*Problem to work on*: Determine which lines contain the word "Engine", then copy those lines.

Recorded data
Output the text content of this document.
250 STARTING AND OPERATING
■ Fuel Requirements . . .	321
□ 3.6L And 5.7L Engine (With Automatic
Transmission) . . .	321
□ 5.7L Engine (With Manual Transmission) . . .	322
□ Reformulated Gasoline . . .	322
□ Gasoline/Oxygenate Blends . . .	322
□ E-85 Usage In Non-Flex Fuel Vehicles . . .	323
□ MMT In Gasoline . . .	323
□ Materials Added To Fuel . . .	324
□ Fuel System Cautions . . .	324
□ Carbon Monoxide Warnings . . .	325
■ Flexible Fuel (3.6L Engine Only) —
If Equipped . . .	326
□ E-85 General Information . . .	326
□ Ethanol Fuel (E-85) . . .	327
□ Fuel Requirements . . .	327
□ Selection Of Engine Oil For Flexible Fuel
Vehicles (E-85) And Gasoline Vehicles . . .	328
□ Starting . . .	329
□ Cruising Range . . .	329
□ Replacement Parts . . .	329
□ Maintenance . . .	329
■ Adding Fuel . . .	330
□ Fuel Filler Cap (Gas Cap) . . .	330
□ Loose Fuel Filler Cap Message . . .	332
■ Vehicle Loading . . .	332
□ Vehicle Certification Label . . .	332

*Correct output*:
□ 3.6L And 5.7L Engine (With Automatic
□ 5.7L Engine (With Manual Transmission) . . .	322
■ Flexible Fuel (3.6L Engine Only) —
□ Selection Of Engine Oil For Flexible Fuel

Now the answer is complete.